Data records
..............................

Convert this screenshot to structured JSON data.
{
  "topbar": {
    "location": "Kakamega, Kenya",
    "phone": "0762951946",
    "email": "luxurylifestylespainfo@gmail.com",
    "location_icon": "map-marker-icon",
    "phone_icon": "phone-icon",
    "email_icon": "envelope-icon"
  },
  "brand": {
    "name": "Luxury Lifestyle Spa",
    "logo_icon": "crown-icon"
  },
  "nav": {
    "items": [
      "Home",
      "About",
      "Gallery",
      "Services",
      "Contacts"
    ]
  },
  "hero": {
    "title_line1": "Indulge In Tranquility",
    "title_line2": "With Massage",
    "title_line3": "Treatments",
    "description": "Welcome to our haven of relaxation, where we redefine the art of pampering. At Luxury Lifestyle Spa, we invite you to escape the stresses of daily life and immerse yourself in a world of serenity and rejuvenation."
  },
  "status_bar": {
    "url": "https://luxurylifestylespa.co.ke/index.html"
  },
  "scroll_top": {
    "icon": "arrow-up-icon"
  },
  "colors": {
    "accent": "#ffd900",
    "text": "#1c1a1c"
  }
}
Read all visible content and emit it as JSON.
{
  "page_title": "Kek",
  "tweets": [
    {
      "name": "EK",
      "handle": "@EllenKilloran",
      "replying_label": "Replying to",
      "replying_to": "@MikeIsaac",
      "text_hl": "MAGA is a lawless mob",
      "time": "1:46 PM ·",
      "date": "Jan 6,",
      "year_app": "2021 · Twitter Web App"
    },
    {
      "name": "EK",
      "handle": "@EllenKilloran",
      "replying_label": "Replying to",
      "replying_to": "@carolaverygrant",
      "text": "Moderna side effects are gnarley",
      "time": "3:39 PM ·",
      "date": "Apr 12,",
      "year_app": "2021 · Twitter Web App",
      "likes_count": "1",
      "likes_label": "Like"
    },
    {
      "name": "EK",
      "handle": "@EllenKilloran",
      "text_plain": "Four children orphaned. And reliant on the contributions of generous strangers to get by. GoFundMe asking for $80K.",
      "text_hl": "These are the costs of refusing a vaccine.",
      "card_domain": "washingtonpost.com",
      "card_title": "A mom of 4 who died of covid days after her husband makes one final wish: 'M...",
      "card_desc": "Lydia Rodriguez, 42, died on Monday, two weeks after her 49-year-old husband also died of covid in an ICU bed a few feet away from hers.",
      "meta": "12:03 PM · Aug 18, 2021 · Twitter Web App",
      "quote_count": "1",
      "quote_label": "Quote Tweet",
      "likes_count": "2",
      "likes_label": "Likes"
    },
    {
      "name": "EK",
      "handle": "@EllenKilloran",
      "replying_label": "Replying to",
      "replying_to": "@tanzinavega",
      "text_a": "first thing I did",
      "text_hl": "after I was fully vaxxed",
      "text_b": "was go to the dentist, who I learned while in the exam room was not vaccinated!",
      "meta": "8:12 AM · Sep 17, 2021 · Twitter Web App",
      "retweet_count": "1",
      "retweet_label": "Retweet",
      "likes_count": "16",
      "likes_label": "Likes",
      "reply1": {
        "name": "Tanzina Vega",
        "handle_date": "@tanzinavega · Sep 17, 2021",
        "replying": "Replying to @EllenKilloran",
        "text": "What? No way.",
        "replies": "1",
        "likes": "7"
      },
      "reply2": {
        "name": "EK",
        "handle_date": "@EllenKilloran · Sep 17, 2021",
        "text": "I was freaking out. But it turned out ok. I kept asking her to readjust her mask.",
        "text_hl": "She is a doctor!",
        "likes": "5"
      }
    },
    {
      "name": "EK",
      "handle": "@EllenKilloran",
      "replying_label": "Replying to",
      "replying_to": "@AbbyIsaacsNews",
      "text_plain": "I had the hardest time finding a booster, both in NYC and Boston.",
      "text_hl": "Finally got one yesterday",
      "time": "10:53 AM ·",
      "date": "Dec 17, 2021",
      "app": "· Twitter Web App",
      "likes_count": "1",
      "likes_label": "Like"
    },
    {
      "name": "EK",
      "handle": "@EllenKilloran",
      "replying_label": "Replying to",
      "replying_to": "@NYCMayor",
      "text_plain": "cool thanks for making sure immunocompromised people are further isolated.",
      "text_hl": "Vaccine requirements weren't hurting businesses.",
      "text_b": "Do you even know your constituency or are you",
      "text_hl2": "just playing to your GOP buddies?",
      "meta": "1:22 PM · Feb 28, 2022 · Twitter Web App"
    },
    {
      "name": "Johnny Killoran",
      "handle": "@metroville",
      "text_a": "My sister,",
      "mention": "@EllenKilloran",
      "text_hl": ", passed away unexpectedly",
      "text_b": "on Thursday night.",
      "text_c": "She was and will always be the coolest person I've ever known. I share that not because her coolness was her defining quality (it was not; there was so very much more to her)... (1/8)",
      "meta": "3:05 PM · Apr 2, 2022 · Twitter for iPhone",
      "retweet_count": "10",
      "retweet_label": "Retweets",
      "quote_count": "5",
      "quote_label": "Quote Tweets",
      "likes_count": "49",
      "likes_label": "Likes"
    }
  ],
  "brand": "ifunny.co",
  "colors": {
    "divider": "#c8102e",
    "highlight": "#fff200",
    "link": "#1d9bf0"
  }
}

..............................

* _Task statement_: Quote each line of the data above exactly as written.

* _Response to the exercise_:
Convert this screenshot to structured JSON data.
{
  "topbar": {
    "location": "Kakamega, Kenya",
    "phone": "0762951946",
    "email": "luxurylifestylespainfo@gmail.com",
    "location_icon": "map-marker-icon",
    "phone_icon": "phone-icon",
    "email_icon": "envelope-icon"
  },
  "brand": {
    "name": "Luxury Lifestyle Spa",
    "logo_icon": "crown-icon"
  },
  "nav": {
    "items": [
      "Home",
      "About",
      "Gallery",
      "Services",
      "Contacts"
    ]
  },
  "hero": {
    "title_line1": "Indulge In Tranquility",
    "title_line2": "With Massage",
    "title_line3": "Treatments",
    "description": "Welcome to our haven of relaxation, where we redefine the art of pampering. At Luxury Lifestyle Spa, we invite you to escape the stresses of daily life and immerse yourself in a world of serenity and rejuvenation."
  },
  "status_bar": {
    "url": "https://luxurylifestylespa.co.ke/index.html"
  },
  "scroll_top": {
    "icon": "arrow-up-icon"
  },
  "colors": {
    "accent": "#ffd900",
    "text": "#1c1a1c"
  }
}
Read all visible content and emit it as JSON.
{
  "page_title": "Kek",
  "tweets": [
    {
      "name": "EK",
      "handle": "@EllenKilloran",
      "replying_label": "Replying to",
      "replying_to": "@MikeIsaac",
      "text_hl": "MAGA is a lawless mob",
      "time": "1:46 PM ·",
      "date": "Jan 6,",
      "year_app": "2021 · Twitter Web App"
    },
    {
      "name": "EK",
      "handle": "@EllenKilloran",
      "replying_label": "Replying to",
      "replying_to": "@carolaverygrant",
      "text": "Moderna side effects are gnarley",
      "time": "3:39 PM ·",
      "date": "Apr 12,",
      "year_app": "2021 · Twitter Web App",
      "likes_count": "1",
      "likes_label": "Like"
    },
    {
      "name": "EK",
      "handle": "@EllenKilloran",
      "text_plain": "Four children orphaned. And reliant on the contributions of generous strangers to get by. GoFundMe asking for $80K.",
      "text_hl": "These are the costs of refusing a vaccine.",
      "card_domain": "washingtonpost.com",
      "card_title": "A mom of 4 who died of covid days after her husband makes one final wish: 'M...",
      "card_desc": "Lydia Rodriguez, 42, died on Monday, two weeks after her 49-year-old husband also died of covid in an ICU bed a few feet away from hers.",
      "meta": "12:03 PM · Aug 18, 2021 · Twitter Web App",
      "quote_count": "1",
      "quote_label": "Quote Tweet",
      "likes_count": "2",
      "likes_label": "Likes"
    },
    {
      "name": "EK",
      "handle": "@EllenKilloran",
      "replying_label": "Replying to",
      "replying_to": "@tanzinavega",
      "text_a": "first thing I did",
      "text_hl": "after I was fully vaxxed",
      "text_b": "was go to the dentist, who I learned while in the exam room was not vaccinated!",
      "meta": "8:12 AM · Sep 17, 2021 · Twitter Web App",
      "retweet_count": "1",
      "retweet_label": "Retweet",
      "likes_count": "16",
      "likes_label": "Likes",
      "reply1": {
        "name": "Tanzina Vega",
        "handle_date": "@tanzinavega · Sep 17, 2021",
        "replying": "Replying to @EllenKilloran",
        "text": "What? No way.",
        "replies": "1",
        "likes": "7"
      },
      "reply2": {
        "name": "EK",
        "handle_date": "@EllenKilloran · Sep 17, 2021",
        "text": "I was freaking out. But it turned out ok. I kept asking her to readjust her mask.",
        "text_hl": "She is a doctor!",
        "likes": "5"
      }
    },
    {
      "name": "EK",
      "handle": "@EllenKilloran",
      "replying_label": "Replying to",
      "replying_to": "@AbbyIsaacsNews",
      "text_plain": "I had the hardest time finding a booster, both in NYC and Boston.",
      "text_hl": "Finally got one yesterday",
      "time": "10:53 AM ·",
      "date": "Dec 17, 2021",
      "app": "· Twitter Web App",
      "likes_count": "1",
      "likes_label": "Like"
    },
    {
      "name": "EK",
      "handle": "@EllenKilloran",
      "replying_label": "Replying to",
      "replying_to": "@NYCMayor",
      "text_plain": "cool thanks for making sure immunocompromised people are further isolated.",
      "text_hl": "Vaccine requirements weren't hurting businesses.",
      "text_b": "Do you even know your constituency or are you",
      "text_hl2": "just playing to your GOP buddies?",
      "meta": "1:22 PM · Feb 28, 2022 · Twitter Web App"
    },
    {
      "name": "Johnny Killoran",
      "handle": "@metroville",
      "text_a": "My sister,",
      "mention": "@EllenKilloran",
      "text_hl": ", passed away unexpectedly",
      "text_b": "on Thursday night.",
      "text_c": "She was and will always be the coolest person I've ever known. I share that not because her coolness was her defining quality (it was not; there was so very much more to her)... (1/8)",
      "meta": "3:05 PM · Apr 2, 2022 · Twitter for iPhone",
      "retweet_count": "10",
      "retweet_label": "Retweets",
      "quote_count": "5",
      "quote_label": "Quote Tweets",
      "likes_count": "49",
      "likes_label": "Likes"
    }
  ],
  "brand": "ifunny.co",
  "colors": {
    "divider": "#c8102e",
    "highlight": "#fff200",
    "link": "#1d9bf0"
  }
}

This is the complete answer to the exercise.